* **Given request**:
Copy out all lines that carry the word "text".

* **Material**:

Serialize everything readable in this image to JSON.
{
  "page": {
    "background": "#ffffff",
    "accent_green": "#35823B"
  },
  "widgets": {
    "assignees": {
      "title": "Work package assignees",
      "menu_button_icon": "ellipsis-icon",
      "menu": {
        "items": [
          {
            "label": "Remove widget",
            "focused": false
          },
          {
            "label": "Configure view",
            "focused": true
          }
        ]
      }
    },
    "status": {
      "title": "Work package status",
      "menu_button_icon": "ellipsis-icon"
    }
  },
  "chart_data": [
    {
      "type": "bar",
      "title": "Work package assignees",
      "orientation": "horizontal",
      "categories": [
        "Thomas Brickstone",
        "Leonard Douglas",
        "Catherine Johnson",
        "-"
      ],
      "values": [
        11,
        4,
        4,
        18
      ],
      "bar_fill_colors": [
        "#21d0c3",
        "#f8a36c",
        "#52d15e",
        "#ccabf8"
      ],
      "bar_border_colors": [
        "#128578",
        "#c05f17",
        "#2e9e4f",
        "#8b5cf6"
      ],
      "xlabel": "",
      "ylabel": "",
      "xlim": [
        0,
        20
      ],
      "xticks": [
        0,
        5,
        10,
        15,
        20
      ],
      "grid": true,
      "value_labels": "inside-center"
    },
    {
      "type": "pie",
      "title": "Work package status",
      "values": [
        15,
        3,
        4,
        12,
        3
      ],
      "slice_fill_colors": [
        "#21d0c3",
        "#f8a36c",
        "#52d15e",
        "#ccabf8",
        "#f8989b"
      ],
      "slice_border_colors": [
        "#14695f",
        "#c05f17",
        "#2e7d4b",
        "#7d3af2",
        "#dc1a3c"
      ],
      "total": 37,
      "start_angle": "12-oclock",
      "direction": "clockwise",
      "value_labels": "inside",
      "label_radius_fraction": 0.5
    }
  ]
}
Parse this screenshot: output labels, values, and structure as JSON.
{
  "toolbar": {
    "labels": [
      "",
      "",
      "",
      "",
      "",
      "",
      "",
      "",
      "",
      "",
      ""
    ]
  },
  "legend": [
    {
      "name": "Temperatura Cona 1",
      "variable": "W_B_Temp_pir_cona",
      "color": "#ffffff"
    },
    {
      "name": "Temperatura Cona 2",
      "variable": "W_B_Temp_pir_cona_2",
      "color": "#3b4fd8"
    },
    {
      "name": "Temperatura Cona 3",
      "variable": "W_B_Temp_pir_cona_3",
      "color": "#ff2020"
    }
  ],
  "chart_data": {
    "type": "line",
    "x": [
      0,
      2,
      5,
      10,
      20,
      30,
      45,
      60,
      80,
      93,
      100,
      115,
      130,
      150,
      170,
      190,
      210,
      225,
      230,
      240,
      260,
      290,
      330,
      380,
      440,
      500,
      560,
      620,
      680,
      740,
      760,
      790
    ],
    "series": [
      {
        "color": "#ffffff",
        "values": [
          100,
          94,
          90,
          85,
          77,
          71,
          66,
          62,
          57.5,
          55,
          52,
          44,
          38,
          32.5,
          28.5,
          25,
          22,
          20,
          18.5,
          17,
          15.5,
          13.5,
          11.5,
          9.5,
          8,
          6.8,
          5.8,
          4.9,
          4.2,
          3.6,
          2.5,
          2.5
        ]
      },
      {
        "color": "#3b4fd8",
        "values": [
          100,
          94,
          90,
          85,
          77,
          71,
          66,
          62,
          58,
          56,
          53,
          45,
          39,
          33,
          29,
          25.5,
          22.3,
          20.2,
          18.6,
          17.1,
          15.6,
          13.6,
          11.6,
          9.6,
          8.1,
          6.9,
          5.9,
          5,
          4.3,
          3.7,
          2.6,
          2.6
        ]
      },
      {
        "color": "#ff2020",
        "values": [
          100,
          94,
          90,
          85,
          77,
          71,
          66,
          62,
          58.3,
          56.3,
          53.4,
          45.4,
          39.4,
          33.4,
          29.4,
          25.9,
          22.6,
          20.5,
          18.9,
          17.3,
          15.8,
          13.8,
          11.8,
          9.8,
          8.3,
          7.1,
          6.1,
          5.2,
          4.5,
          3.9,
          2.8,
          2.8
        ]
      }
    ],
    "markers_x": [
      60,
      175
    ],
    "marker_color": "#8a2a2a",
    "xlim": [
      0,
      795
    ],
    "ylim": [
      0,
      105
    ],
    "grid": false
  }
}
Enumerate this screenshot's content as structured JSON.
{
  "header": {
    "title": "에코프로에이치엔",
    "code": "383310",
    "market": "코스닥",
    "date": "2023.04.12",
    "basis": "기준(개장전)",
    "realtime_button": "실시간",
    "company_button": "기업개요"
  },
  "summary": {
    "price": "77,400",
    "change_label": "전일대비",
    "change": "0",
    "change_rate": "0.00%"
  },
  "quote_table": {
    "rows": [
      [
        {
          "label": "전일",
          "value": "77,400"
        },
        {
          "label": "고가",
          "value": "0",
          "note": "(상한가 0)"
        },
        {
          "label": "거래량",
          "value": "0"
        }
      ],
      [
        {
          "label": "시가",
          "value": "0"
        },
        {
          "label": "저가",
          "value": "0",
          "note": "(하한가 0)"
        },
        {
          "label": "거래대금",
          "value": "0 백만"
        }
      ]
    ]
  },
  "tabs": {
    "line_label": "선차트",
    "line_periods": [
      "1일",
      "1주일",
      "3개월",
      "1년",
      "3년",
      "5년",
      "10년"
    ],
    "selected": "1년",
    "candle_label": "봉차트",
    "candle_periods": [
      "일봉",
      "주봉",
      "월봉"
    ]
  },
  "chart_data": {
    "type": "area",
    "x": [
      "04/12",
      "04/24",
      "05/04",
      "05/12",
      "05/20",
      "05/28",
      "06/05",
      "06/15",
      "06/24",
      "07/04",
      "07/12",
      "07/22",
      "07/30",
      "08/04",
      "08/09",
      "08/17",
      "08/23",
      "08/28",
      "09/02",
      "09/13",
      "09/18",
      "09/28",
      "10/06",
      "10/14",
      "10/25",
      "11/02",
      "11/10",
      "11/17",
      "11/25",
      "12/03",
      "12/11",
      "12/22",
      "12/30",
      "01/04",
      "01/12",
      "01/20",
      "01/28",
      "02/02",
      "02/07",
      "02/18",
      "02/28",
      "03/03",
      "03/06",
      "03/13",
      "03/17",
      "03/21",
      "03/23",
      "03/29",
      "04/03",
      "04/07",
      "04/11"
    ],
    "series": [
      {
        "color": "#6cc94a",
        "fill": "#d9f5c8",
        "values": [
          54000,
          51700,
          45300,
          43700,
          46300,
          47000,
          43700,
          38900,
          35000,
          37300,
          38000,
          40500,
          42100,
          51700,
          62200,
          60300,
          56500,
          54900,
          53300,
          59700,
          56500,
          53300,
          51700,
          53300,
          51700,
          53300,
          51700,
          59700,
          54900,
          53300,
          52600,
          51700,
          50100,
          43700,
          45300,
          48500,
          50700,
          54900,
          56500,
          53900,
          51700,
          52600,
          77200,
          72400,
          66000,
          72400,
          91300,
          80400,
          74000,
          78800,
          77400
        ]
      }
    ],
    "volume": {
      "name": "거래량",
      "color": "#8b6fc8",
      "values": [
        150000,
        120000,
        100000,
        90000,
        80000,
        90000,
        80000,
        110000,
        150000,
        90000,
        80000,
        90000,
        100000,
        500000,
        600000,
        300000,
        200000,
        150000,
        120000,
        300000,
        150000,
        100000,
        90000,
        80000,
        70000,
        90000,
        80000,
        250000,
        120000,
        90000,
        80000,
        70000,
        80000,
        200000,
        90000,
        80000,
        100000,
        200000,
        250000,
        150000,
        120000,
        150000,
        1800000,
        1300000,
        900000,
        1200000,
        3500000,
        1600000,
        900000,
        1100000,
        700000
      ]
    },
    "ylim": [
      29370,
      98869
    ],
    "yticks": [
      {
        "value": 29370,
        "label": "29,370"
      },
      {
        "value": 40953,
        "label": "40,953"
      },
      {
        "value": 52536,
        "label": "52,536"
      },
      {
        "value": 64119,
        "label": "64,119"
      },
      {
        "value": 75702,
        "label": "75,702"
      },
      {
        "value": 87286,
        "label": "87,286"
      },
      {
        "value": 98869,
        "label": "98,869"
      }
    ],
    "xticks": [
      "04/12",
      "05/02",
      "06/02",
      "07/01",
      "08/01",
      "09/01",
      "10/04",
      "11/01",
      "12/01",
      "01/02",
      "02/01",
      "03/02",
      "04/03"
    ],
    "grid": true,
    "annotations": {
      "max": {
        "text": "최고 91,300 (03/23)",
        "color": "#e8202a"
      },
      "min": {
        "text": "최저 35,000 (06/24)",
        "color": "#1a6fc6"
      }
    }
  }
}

* **Reply**:
        "text": "최고 91,300 (03/23)",
        "text": "최저 35,000 (06/24)",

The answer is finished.